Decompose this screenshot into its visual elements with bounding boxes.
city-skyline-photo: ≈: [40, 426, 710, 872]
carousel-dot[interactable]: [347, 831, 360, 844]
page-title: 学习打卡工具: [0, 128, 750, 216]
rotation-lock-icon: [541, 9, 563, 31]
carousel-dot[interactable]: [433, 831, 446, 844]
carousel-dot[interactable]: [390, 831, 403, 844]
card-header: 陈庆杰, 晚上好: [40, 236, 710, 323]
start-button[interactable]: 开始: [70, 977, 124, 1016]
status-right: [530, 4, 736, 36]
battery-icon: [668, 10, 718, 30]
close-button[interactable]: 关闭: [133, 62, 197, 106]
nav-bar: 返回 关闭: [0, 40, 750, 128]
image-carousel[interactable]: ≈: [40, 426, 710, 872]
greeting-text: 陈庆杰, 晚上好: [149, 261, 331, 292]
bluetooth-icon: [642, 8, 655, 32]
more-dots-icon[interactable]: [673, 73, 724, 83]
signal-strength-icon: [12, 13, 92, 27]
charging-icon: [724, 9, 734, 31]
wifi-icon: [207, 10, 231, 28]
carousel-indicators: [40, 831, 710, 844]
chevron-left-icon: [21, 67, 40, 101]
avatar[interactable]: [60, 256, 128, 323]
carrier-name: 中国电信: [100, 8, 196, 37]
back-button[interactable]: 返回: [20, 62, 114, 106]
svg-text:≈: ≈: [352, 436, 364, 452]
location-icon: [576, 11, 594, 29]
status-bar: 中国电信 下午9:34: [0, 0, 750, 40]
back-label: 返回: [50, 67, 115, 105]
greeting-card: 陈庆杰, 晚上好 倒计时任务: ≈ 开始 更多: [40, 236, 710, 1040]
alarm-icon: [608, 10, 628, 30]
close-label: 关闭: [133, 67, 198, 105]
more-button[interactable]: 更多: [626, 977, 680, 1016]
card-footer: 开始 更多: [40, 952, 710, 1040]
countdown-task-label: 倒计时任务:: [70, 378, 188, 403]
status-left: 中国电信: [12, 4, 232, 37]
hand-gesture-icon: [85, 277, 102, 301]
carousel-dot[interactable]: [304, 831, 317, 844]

##############################

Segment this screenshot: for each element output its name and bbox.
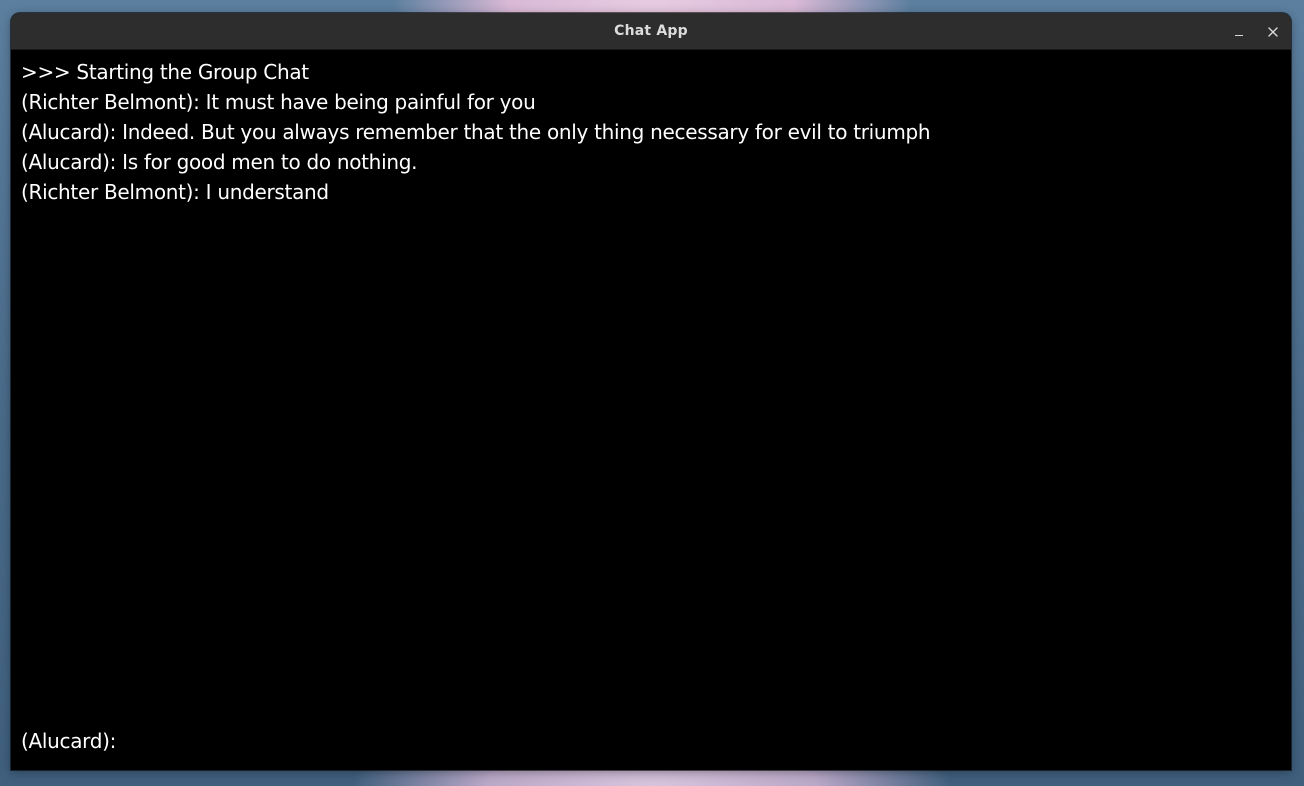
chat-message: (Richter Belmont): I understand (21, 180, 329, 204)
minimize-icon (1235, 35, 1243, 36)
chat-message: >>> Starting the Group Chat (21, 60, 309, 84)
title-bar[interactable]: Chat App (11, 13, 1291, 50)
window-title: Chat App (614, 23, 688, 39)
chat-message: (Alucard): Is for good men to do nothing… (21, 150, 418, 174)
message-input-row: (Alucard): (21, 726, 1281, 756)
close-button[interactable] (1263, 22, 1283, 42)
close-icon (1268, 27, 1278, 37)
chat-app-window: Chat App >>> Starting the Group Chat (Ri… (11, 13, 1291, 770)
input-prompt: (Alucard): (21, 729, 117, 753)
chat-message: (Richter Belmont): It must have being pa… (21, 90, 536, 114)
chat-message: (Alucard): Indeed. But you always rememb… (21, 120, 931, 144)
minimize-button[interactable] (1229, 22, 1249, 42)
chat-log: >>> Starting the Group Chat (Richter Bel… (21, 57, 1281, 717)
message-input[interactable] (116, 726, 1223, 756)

##############################

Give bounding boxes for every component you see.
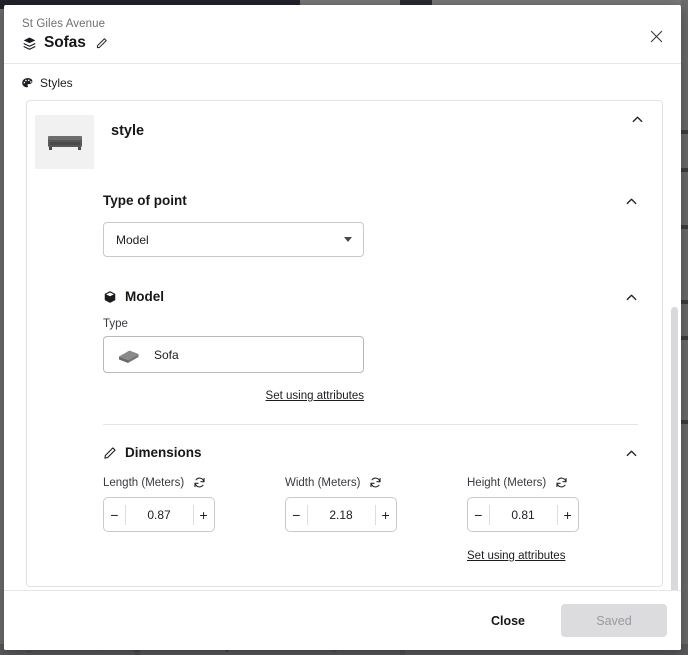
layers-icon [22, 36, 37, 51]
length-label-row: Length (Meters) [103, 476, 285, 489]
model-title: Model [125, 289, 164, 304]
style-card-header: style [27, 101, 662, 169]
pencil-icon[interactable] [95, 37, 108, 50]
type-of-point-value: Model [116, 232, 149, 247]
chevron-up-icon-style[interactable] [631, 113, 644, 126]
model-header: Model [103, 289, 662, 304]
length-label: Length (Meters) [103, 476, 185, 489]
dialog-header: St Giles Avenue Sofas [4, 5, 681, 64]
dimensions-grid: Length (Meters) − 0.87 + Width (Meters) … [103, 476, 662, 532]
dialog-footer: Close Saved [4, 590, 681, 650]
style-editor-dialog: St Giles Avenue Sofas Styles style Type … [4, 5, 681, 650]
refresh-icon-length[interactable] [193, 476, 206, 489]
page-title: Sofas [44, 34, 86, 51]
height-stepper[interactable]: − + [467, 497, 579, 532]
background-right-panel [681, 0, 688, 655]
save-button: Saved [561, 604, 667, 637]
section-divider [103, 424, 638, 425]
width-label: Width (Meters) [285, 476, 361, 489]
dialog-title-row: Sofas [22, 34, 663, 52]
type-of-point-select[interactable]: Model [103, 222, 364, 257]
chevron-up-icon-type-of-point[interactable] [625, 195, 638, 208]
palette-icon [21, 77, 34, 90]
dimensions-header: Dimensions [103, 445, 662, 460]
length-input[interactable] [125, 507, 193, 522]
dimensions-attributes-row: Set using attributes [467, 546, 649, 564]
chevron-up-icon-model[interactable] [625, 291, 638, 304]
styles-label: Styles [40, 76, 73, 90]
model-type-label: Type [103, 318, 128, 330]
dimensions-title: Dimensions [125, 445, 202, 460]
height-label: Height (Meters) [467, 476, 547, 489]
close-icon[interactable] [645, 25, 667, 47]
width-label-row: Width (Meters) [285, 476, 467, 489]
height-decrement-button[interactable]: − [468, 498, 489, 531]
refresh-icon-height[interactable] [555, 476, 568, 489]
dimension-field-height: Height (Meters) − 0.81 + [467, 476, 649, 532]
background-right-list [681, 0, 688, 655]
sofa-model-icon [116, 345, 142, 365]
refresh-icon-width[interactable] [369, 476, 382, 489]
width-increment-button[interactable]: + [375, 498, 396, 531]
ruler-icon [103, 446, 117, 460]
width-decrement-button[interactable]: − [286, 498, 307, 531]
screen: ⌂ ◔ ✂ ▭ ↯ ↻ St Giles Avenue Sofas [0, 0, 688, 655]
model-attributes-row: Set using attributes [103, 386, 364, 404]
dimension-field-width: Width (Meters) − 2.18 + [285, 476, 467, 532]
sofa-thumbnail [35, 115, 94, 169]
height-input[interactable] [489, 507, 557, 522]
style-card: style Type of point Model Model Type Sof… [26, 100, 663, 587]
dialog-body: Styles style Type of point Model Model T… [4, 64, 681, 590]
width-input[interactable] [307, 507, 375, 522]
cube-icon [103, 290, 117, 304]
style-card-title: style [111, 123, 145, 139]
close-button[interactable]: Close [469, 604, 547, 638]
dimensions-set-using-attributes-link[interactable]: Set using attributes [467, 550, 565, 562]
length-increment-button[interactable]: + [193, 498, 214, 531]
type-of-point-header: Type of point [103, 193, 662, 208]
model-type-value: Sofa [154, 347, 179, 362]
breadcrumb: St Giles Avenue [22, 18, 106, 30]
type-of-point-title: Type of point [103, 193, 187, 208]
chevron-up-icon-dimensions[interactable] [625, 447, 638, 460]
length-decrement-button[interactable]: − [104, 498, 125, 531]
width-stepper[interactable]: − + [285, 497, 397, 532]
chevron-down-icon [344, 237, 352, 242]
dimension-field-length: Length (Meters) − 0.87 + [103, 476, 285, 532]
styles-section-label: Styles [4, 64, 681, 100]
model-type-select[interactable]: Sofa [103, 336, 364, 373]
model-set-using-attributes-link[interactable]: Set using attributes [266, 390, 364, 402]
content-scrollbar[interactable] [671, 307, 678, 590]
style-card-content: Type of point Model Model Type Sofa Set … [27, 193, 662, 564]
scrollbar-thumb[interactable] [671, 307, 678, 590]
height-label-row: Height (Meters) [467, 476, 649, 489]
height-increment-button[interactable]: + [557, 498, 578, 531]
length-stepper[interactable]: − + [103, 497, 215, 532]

##############################

◆ GIVEN EXERCISE
Please count how many of the lines above contain the string "chevron", and reply with the number only.

◆ TASK RESPONSE
6